*Extracted text*.
***
Vismodegib in Treating Patients With Basal Cell Carcinoma (BCC)

• ClinicalTrials.gov Identifier: NCT01631331
• Recruitment Status: Completed
• First Posted: June 29, 2012
• Results First Posted: October 2, 2017
• Last Update Posted: December 8, 2017
• Sponsor: Stanford University
• Collaborators: National Cancer Institute (NCI); University Hospitals Cleveland Medical Center
• Information provided by (Responsible Party): Jean Yuh Tang, Stanford University

Tracking Information

• First Submitted Date: June 25, 2012
• First Posted Date: June 29, 2012
• Results First Submitted Date: February 2, 2017
• Results First Posted Date: October 2, 2017
• Last Update Posted Date: December 8, 2017
• Study Start Date: June 2012
• Actual Primary Completion Date: September 17, 2015 (Final data collection date for primary outcome measure)

Current Primary Outcome Measures (submitted: August 15, 2017)

Percent Change in Surgical Defect Area After the Treatment Period Using Calipers and Photographs Was Calculated [ Time Frame: average of 4 months ]

At baseline, we selected 1 to 2 tumors per patient for surgery (13 target tumors selected). At baseline,1 Mohs surgeon measured the estimated surgical defect area around the target tumor. For tumors to be excised by Mohs we defined estimated surgical defect as the tumor size plus a 2-mm circumferential margin, presuming tumor clearance after a Mohs stage-1 excision. For the tumor undergoing standard (non-Mohs) excision, we used tumor size plus a standard 4-mm margin11 for the estimated surgical defect. On the day of the surgery, we measured the surgical defect area as the final tumor-free defect after the Mohs procedure or non-Mohs excision immediately before closure. We used the Image J software program (National Institutes of Health, Bethesda, MD) to calculate tumor area (cm2). Only target tumors are included in this analysis.

Original Primary Outcome Measures (submitted: June 27, 2012)

Anti-tumor effect as measured by the percent change in surgical defect area against the null hypothesis of no change after the treatment period using calipers and photographs [ Time Frame: Baseline to 6 months ]

This will be tested against the null hypothesis of no change as a one-sample t-test. A p-value of less than 0.05 will be considered statistically significant. We will first perform non-parametric paired t-test taking this account, and also use more sophisticated methods such as the MIXED procedure (PROC MIXED) treating each subject as a random effect and time as fixed effect, with appropriate correlation structure.
***
(Dataset entries)
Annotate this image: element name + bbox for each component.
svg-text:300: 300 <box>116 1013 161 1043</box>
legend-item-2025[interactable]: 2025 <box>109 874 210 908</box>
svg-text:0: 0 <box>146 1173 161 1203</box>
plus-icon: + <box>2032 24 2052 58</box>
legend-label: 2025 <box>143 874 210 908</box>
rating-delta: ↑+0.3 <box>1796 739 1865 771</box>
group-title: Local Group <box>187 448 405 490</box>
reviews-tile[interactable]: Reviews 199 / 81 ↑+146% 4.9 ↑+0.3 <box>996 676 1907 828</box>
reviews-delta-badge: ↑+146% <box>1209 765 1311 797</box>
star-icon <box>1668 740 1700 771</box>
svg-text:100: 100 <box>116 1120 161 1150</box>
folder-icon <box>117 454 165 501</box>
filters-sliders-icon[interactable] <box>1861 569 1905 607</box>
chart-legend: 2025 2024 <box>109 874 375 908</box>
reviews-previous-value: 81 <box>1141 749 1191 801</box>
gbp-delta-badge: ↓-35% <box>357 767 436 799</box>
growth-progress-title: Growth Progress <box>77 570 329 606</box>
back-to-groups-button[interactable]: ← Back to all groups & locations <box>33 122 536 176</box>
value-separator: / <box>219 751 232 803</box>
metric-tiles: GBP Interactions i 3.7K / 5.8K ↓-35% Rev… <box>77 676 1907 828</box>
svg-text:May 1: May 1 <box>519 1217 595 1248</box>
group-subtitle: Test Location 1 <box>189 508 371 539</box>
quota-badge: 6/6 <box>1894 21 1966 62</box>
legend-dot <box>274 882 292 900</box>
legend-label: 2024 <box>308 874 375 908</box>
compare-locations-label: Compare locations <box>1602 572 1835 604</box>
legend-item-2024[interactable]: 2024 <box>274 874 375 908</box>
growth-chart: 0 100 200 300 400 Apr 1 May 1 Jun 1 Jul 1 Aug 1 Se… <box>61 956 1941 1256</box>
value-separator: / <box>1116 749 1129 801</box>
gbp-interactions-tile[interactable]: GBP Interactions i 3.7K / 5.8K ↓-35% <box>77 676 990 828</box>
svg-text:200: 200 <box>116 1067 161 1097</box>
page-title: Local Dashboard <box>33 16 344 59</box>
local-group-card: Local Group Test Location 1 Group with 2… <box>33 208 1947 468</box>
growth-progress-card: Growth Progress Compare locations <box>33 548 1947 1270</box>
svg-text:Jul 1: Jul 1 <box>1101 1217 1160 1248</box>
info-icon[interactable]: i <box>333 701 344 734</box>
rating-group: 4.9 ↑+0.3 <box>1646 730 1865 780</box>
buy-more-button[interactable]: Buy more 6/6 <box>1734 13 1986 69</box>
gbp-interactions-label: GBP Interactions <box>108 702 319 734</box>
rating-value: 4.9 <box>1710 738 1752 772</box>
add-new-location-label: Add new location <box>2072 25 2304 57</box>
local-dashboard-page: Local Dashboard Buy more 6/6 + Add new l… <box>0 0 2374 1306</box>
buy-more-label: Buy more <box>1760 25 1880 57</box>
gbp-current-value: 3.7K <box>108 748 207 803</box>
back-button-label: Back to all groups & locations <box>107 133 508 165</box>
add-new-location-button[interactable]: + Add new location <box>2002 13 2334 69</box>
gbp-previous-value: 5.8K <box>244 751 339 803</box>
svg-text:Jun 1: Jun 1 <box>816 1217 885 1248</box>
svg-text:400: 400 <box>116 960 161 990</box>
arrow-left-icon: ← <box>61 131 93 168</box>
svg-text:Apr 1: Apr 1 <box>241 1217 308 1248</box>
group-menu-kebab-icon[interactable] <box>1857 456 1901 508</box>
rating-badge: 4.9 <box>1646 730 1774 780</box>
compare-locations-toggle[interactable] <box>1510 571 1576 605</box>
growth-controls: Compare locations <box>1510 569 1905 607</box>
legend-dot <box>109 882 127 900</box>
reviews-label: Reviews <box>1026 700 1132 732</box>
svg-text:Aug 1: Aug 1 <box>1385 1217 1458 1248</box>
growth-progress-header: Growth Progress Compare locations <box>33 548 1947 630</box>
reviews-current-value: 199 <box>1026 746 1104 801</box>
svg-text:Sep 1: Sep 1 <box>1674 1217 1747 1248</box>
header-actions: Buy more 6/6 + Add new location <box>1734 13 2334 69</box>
***
*Required action 1*.
Rewrite the paragraph of the vismodegib trial listing that begins "At baseline, we selected" as a concise bulleted list that retains its main facts.
*Required action 2*.
Quote the passage of the vismodegib trial listing that begins at the words "Tracking Information" and stops after "primary outcome measure)".
The records are independent material and are not part of the vismodegib trial listing.

*Solution 1*.
- At baseline, 1 to 2 tumors per patient were selected for surgery, 13 target tumors in total.
- At baseline, one Mohs surgeon measured the estimated surgical defect area around each target tumor.
- For Mohs excision, the estimated defect was the tumor size plus a 2-mm circumferential margin, presuming clearance after a Mohs stage-1 excision.
- For standard (non-Mohs) excision, the estimated defect was the tumor size plus a standard 4-mm margin.
- On the day of surgery, the defect area was measured as the final tumor-free defect after the Mohs procedure or non-Mohs excision, immediately before closure.
- Tumor area (cm2) was calculated with the Image J software program (National Institutes of Health, Bethesda, MD).
- Only target tumors are included in the analysis.

*Solution 2*.
Tracking Information

• First Submitted Date: June 25, 2012
• First Posted Date: June 29, 2012
• Results First Submitted Date: February 2, 2017
• Results First Posted Date: October 2, 2017
• Last Update Posted Date: December 8, 2017
• Study Start Date: June 2012
• Actual Primary Completion Date: September 17, 2015 (Final data collection date for primary outcome measure)